Say how many lines of the listing below contain "title", giving the number and nothing else.

[Part of a data file]

============================================================

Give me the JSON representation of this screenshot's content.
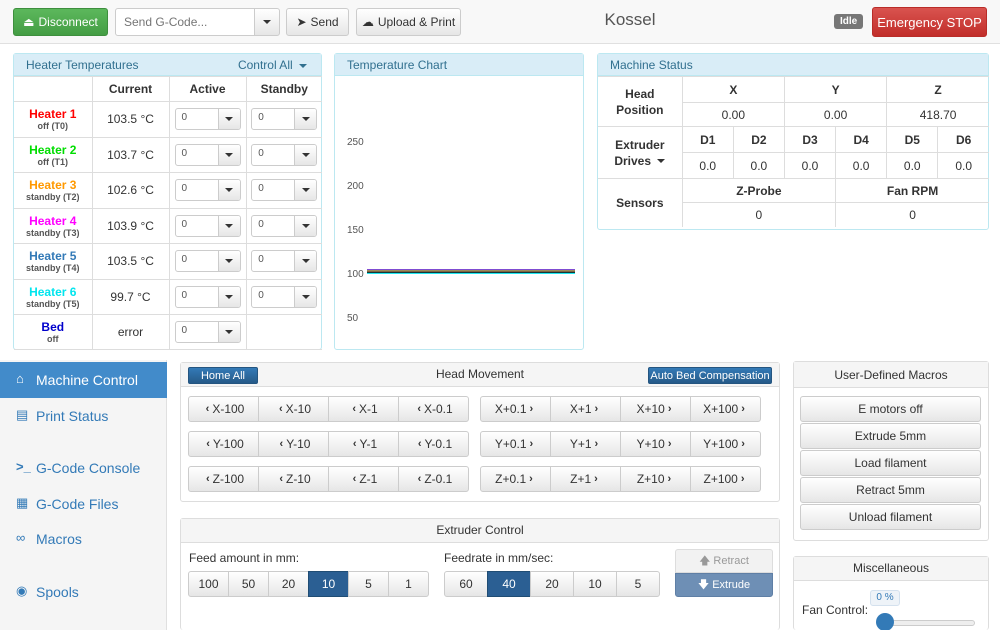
{
  "toolbar": {
    "disconnect_label": "Disconnect",
    "gcode_placeholder": "Send G-Code...",
    "send_label": "Send",
    "upload_label": "Upload & Print",
    "machine_name": "Kossel",
    "status_badge": "Idle",
    "estop_label": "Emergency STOP"
  },
  "heaters": {
    "title": "Heater Temperatures",
    "control_all": "Control All",
    "columns": [
      "Current",
      "Active",
      "Standby"
    ],
    "rows": [
      {
        "name": "Heater 1",
        "state": "off (T0)",
        "current": "103.5 °C",
        "active": "0",
        "standby": "0",
        "color": "#ff0000"
      },
      {
        "name": "Heater 2",
        "state": "off (T1)",
        "current": "103.7 °C",
        "active": "0",
        "standby": "0",
        "color": "#00dd00"
      },
      {
        "name": "Heater 3",
        "state": "standby (T2)",
        "current": "102.6 °C",
        "active": "0",
        "standby": "0",
        "color": "#ff9900"
      },
      {
        "name": "Heater 4",
        "state": "standby (T3)",
        "current": "103.9 °C",
        "active": "0",
        "standby": "0",
        "color": "#ff00ff"
      },
      {
        "name": "Heater 5",
        "state": "standby (T4)",
        "current": "103.5 °C",
        "active": "0",
        "standby": "0",
        "color": "#337ab7"
      },
      {
        "name": "Heater 6",
        "state": "standby (T5)",
        "current": "99.7 °C",
        "active": "0",
        "standby": "0",
        "color": "#00e5ee"
      }
    ],
    "bed": {
      "name": "Bed",
      "state": "off",
      "current": "error",
      "active": "0",
      "color": "#0000cc"
    }
  },
  "temp_chart": {
    "title": "Temperature Chart"
  },
  "chart_data": {
    "type": "line",
    "title": "",
    "ylim": [
      0,
      250
    ],
    "yticks": [
      0,
      50,
      100,
      150,
      200,
      250
    ],
    "series": [
      {
        "color": "#ff0000",
        "values": [
          103.5,
          103.5
        ]
      },
      {
        "color": "#00dd00",
        "values": [
          103.7,
          103.7
        ]
      },
      {
        "color": "#ff9900",
        "values": [
          102.6,
          102.6
        ]
      },
      {
        "color": "#ff00ff",
        "values": [
          103.9,
          103.9
        ]
      },
      {
        "color": "#337ab7",
        "values": [
          103.5,
          103.5
        ]
      },
      {
        "color": "#00e5ee",
        "values": [
          99.7,
          99.7
        ]
      },
      {
        "color": "#000000",
        "values": [
          101,
          101
        ]
      }
    ]
  },
  "machine_status": {
    "title": "Machine Status",
    "head_label_1": "Head",
    "head_label_2": "Position",
    "axes": [
      {
        "name": "X",
        "value": "0.00"
      },
      {
        "name": "Y",
        "value": "0.00"
      },
      {
        "name": "Z",
        "value": "418.70"
      }
    ],
    "extruder_label_1": "Extruder",
    "extruder_label_2": "Drives",
    "drives": [
      {
        "name": "D1",
        "value": "0.0"
      },
      {
        "name": "D2",
        "value": "0.0"
      },
      {
        "name": "D3",
        "value": "0.0"
      },
      {
        "name": "D4",
        "value": "0.0"
      },
      {
        "name": "D5",
        "value": "0.0"
      },
      {
        "name": "D6",
        "value": "0.0"
      }
    ],
    "sensors_label": "Sensors",
    "zprobe_label": "Z-Probe",
    "zprobe_value": "0",
    "fan_label": "Fan RPM",
    "fan_value": "0"
  },
  "sidebar": {
    "items": [
      {
        "label": "Machine Control",
        "icon": "home-icon"
      },
      {
        "label": "Print Status",
        "icon": "print-icon"
      },
      {
        "label": "G-Code Console",
        "icon": "terminal-icon"
      },
      {
        "label": "G-Code Files",
        "icon": "files-icon"
      },
      {
        "label": "Macros",
        "icon": "link-icon"
      },
      {
        "label": "Spools",
        "icon": "spool-icon"
      }
    ]
  },
  "head_movement": {
    "title": "Head Movement",
    "home_all": "Home All",
    "auto_bed": "Auto Bed Compensation",
    "x_neg": [
      "X-100",
      "X-10",
      "X-1",
      "X-0.1"
    ],
    "x_pos": [
      "X+0.1",
      "X+1",
      "X+10",
      "X+100"
    ],
    "y_neg": [
      "Y-100",
      "Y-10",
      "Y-1",
      "Y-0.1"
    ],
    "y_pos": [
      "Y+0.1",
      "Y+1",
      "Y+10",
      "Y+100"
    ],
    "z_neg": [
      "Z-100",
      "Z-10",
      "Z-1",
      "Z-0.1"
    ],
    "z_pos": [
      "Z+0.1",
      "Z+1",
      "Z+10",
      "Z+100"
    ]
  },
  "extruder": {
    "title": "Extruder Control",
    "feed_label": "Feed amount in mm:",
    "feed_values": [
      "100",
      "50",
      "20",
      "10",
      "5",
      "1"
    ],
    "feed_selected": 3,
    "rate_label": "Feedrate in mm/sec:",
    "rate_values": [
      "60",
      "40",
      "20",
      "10",
      "5"
    ],
    "rate_selected": 1,
    "retract_label": "Retract",
    "extrude_label": "Extrude"
  },
  "macros": {
    "title": "User-Defined Macros",
    "items": [
      "E motors off",
      "Extrude 5mm",
      "Load filament",
      "Retract 5mm",
      "Unload filament"
    ]
  },
  "misc": {
    "title": "Miscellaneous",
    "fan_label": "Fan Control:",
    "fan_value": "0 %"
  }
}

============================================================

*RESPONSE TO THE TASK:*
8